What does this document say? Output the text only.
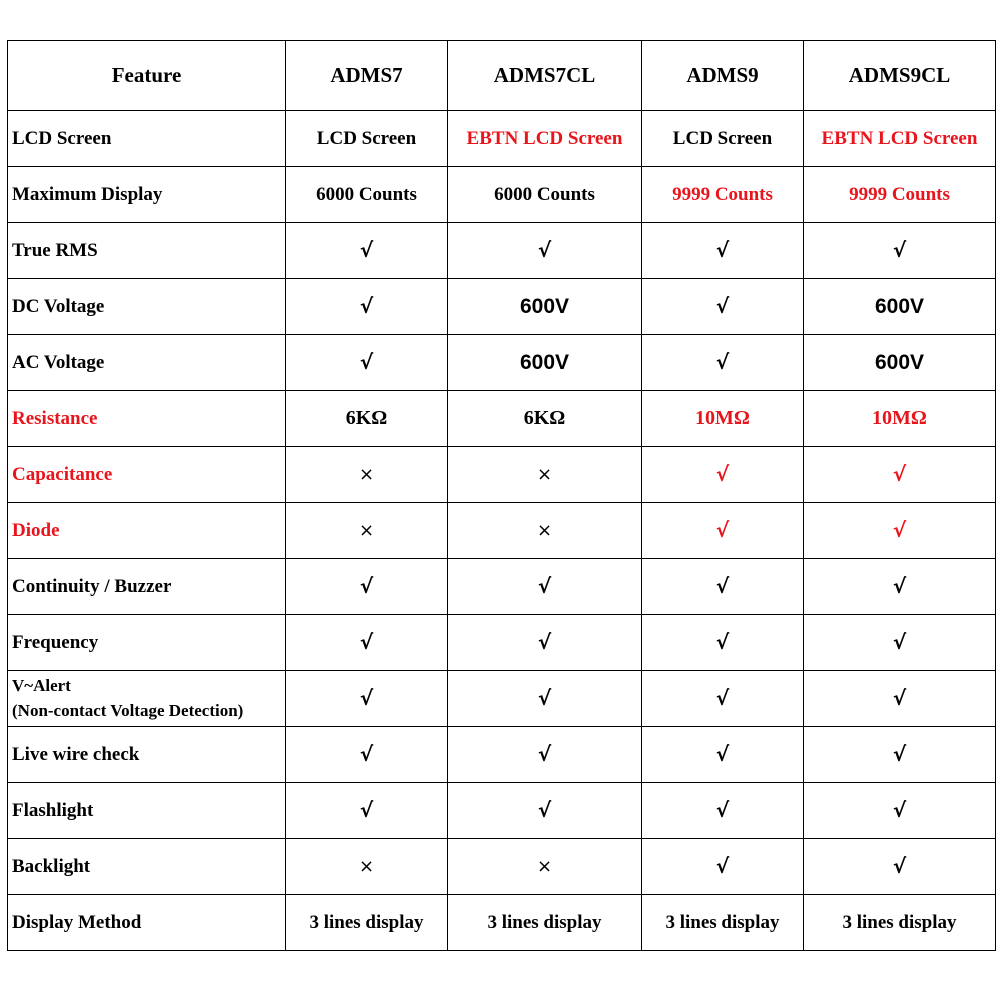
Feature	ADMS7	ADMS7CL	ADMS9	ADMS9CL
LCD Screen	LCD Screen	EBTN LCD Screen	LCD Screen	EBTN LCD Screen
Maximum Display	6000 Counts	6000 Counts	9999 Counts	9999 Counts
True RMS	√	√	√	√
DC Voltage	√	600V	√	600V
AC Voltage	√	600V	√	600V
Resistance	6KΩ	6KΩ	10MΩ	10MΩ
Capacitance	×	×	√	√
Diode	×	×	√	√
Continuity / Buzzer	√	√	√	√
Frequency	√	√	√	√

V~Alert
(Non-contact Voltage Detection)	√	√	√	√
Live wire check	√	√	√	√
Flashlight	√	√	√	√
Backlight	×	×	√	√
Display Method	3 lines display	3 lines display	3 lines display	3 lines display
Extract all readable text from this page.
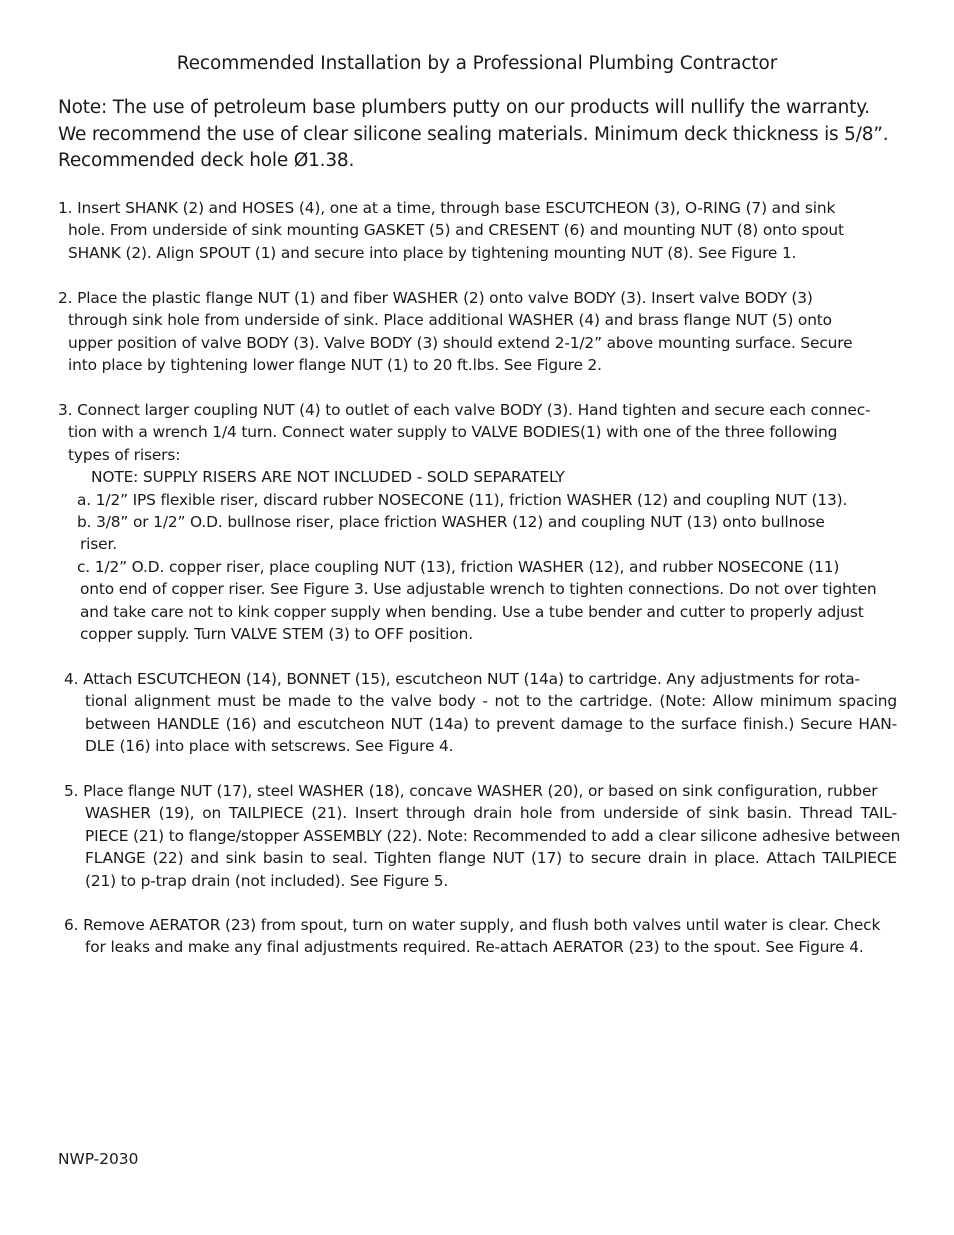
Recommended Installation by a Professional Plumbing Contractor
Note: The use of petroleum base plumbers putty on our products will nullify the warranty.
We recommend the use of clear silicone sealing materials. Minimum deck thickness is 5/8”.
Recommended deck hole Ø1.38.
1. Insert SHANK (2) and HOSES (4), one at a time, through base ESCUTCHEON (3), O-RING (7) and sink
hole. From underside of sink mounting GASKET (5) and CRESENT (6) and mounting NUT (8) onto spout
SHANK (2). Align SPOUT (1) and secure into place by tightening mounting NUT (8). See Figure 1.
2. Place the plastic flange NUT (1) and fiber WASHER (2) onto valve BODY (3). Insert valve BODY (3)
through sink hole from underside of sink. Place additional WASHER (4) and brass flange NUT (5) onto
upper position of valve BODY (3). Valve BODY (3) should extend 2-1/2” above mounting surface. Secure
into place by tightening lower flange NUT (1) to 20 ft.lbs. See Figure 2.
3. Connect larger coupling NUT (4) to outlet of each valve BODY (3). Hand tighten and secure each connec-
tion with a wrench 1/4 turn. Connect water supply to VALVE BODIES(1) with one of the three following
types of risers:
NOTE: SUPPLY RISERS ARE NOT INCLUDED - SOLD SEPARATELY
a. 1/2” IPS flexible riser, discard rubber NOSECONE (11), friction WASHER (12) and coupling NUT (13).
b. 3/8” or 1/2” O.D. bullnose riser, place friction WASHER (12) and coupling NUT (13) onto bullnose
riser.
c. 1/2” O.D. copper riser, place coupling NUT (13), friction WASHER (12), and rubber NOSECONE (11)
onto end of copper riser. See Figure 3. Use adjustable wrench to tighten connections. Do not over tighten
and take care not to kink copper supply when bending. Use a tube bender and cutter to properly adjust
copper supply. Turn VALVE STEM (3) to OFF position.
4. Attach ESCUTCHEON (14), BONNET (15), escutcheon NUT (14a) to cartridge. Any adjustments for rota-
tional alignment must be made to the valve body - not to the cartridge. (Note: Allow minimum spacing
between HANDLE (16) and escutcheon NUT (14a) to prevent damage to the surface finish.) Secure HAN-
DLE (16) into place with setscrews. See Figure 4.
5. Place flange NUT (17), steel WASHER (18), concave WASHER (20), or based on sink configuration, rubber
WASHER (19), on TAILPIECE (21). Insert through drain hole from underside of sink basin. Thread TAIL-
PIECE (21) to flange/stopper ASSEMBLY (22). Note: Recommended to add a clear silicone adhesive between
FLANGE (22) and sink basin to seal. Tighten flange NUT (17) to secure drain in place. Attach TAILPIECE
(21) to p-trap drain (not included). See Figure 5.
6. Remove AERATOR (23) from spout, turn on water supply, and flush both valves until water is clear. Check
for leaks and make any final adjustments required. Re-attach AERATOR (23) to the spout. See Figure 4.
NWP-2030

### Task instructions
Replicate the material above verbatim; images stay out of the copy.

### Finished task
What does this document say? Output the text only.
Feature	ADMS7	ADMS7CL	ADMS9	ADMS9CL
LCD Screen	LCD Screen	EBTN LCD Screen	LCD Screen	EBTN LCD Screen
Maximum Display	6000 Counts	6000 Counts	9999 Counts	9999 Counts
True RMS	√	√	√	√
DC Voltage	√	600V	√	600V
AC Voltage	√	600V	√	600V
Resistance	6KΩ	6KΩ	10MΩ	10MΩ
Capacitance	×	×	√	√
Diode	×	×	√	√
Continuity / Buzzer	√	√	√	√
Frequency	√	√	√	√

V~Alert
(Non-contact Voltage Detection)	√	√	√	√
Live wire check	√	√	√	√
Flashlight	√	√	√	√
Backlight	×	×	√	√
Display Method	3 lines display	3 lines display	3 lines display	3 lines display
Extract all readable text from this page.
Recommended Installation by a Professional Plumbing Contractor
Note: The use of petroleum base plumbers putty on our products will nullify the warranty.
We recommend the use of clear silicone sealing materials. Minimum deck thickness is 5/8”.
Recommended deck hole Ø1.38.
1. Insert SHANK (2) and HOSES (4), one at a time, through base ESCUTCHEON (3), O-RING (7) and sink
hole. From underside of sink mounting GASKET (5) and CRESENT (6) and mounting NUT (8) onto spout
SHANK (2). Align SPOUT (1) and secure into place by tightening mounting NUT (8). See Figure 1.
2. Place the plastic flange NUT (1) and fiber WASHER (2) onto valve BODY (3). Insert valve BODY (3)
through sink hole from underside of sink. Place additional WASHER (4) and brass flange NUT (5) onto
upper position of valve BODY (3). Valve BODY (3) should extend 2-1/2” above mounting surface. Secure
into place by tightening lower flange NUT (1) to 20 ft.lbs. See Figure 2.
3. Connect larger coupling NUT (4) to outlet of each valve BODY (3). Hand tighten and secure each connec-
tion with a wrench 1/4 turn. Connect water supply to VALVE BODIES(1) with one of the three following
types of risers:
NOTE: SUPPLY RISERS ARE NOT INCLUDED - SOLD SEPARATELY
a. 1/2” IPS flexible riser, discard rubber NOSECONE (11), friction WASHER (12) and coupling NUT (13).
b. 3/8” or 1/2” O.D. bullnose riser, place friction WASHER (12) and coupling NUT (13) onto bullnose
riser.
c. 1/2” O.D. copper riser, place coupling NUT (13), friction WASHER (12), and rubber NOSECONE (11)
onto end of copper riser. See Figure 3. Use adjustable wrench to tighten connections. Do not over tighten
and take care not to kink copper supply when bending. Use a tube bender and cutter to properly adjust
copper supply. Turn VALVE STEM (3) to OFF position.
4. Attach ESCUTCHEON (14), BONNET (15), escutcheon NUT (14a) to cartridge. Any adjustments for rota-
tional alignment must be made to the valve body - not to the cartridge. (Note: Allow minimum spacing
between HANDLE (16) and escutcheon NUT (14a) to prevent damage to the surface finish.) Secure HAN-
DLE (16) into place with setscrews. See Figure 4.
5. Place flange NUT (17), steel WASHER (18), concave WASHER (20), or based on sink configuration, rubber
WASHER (19), on TAILPIECE (21). Insert through drain hole from underside of sink basin. Thread TAIL-
PIECE (21) to flange/stopper ASSEMBLY (22). Note: Recommended to add a clear silicone adhesive between
FLANGE (22) and sink basin to seal. Tighten flange NUT (17) to secure drain in place. Attach TAILPIECE
(21) to p-trap drain (not included). See Figure 5.
6. Remove AERATOR (23) from spout, turn on water supply, and flush both valves until water is clear. Check
for leaks and make any final adjustments required. Re-attach AERATOR (23) to the spout. See Figure 4.
NWP-2030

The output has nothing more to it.